• _A run of records_
--- --- ---

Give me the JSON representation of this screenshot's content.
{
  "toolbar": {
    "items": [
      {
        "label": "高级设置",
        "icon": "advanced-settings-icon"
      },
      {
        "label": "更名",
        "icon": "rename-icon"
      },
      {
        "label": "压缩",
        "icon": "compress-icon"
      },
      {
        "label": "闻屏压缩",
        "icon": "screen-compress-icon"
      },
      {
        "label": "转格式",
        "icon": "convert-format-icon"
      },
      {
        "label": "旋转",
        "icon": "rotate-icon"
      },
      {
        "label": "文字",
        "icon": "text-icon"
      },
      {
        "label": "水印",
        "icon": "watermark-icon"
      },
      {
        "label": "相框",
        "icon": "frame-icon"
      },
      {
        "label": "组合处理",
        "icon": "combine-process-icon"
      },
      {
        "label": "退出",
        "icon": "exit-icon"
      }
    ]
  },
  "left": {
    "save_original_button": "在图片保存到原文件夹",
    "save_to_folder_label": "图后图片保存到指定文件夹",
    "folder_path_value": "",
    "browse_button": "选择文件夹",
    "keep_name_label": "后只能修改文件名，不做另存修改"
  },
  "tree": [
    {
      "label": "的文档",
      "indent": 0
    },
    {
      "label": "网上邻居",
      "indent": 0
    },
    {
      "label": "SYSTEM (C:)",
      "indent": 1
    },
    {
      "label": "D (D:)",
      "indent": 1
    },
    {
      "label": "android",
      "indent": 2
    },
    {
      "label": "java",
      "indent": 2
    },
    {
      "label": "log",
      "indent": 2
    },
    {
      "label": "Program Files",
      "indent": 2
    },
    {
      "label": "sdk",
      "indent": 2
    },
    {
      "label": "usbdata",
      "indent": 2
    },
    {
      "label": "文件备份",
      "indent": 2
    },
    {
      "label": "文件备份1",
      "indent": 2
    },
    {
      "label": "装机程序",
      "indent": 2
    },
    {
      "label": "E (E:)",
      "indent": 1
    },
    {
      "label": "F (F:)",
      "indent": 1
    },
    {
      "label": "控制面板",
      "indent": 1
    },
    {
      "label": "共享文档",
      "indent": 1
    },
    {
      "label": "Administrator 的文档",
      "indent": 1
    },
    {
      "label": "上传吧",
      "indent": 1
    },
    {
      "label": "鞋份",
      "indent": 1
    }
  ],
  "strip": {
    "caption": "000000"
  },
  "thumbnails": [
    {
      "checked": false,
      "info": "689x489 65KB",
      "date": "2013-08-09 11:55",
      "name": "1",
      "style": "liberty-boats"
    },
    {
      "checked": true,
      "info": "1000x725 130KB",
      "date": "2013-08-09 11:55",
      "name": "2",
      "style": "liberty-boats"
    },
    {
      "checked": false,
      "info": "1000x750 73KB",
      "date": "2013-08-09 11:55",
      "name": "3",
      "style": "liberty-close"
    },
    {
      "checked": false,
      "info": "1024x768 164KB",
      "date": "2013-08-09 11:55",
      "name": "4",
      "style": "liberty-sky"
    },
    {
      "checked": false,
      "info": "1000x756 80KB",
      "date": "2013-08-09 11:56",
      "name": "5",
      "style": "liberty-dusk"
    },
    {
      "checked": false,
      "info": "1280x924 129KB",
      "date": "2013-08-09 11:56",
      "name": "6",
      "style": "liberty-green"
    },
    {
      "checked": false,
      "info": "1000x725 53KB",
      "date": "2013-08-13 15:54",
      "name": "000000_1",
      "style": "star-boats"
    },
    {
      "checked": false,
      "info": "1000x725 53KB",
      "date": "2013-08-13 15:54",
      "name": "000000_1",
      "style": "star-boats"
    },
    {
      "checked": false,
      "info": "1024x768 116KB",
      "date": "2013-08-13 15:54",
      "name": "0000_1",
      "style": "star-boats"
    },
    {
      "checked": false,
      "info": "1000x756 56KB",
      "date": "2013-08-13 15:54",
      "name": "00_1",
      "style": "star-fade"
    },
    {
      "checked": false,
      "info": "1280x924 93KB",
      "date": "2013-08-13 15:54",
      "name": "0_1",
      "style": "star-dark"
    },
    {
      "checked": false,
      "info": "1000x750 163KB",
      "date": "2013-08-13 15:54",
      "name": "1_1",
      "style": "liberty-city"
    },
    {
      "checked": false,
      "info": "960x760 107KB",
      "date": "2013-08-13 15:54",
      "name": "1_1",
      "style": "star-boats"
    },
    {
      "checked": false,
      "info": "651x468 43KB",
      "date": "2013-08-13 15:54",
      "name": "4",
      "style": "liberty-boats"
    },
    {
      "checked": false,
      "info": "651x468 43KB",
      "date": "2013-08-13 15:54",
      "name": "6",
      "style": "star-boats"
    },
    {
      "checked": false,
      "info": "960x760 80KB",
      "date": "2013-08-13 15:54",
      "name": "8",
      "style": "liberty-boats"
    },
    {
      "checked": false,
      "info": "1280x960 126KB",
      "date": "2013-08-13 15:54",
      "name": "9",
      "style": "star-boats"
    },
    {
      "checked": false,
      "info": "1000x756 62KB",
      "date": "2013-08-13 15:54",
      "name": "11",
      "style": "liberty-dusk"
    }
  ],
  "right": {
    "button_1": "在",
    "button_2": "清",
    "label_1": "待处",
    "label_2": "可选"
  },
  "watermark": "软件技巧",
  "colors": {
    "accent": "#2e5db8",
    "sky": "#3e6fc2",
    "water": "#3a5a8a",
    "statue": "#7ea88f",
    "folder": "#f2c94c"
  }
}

--- --- ---

• _Task details_
Scan the lines above for "compress", then copy every one that has it.

• _Solution to the exercise_
        "icon": "compress-icon"
        "icon": "screen-compress-icon"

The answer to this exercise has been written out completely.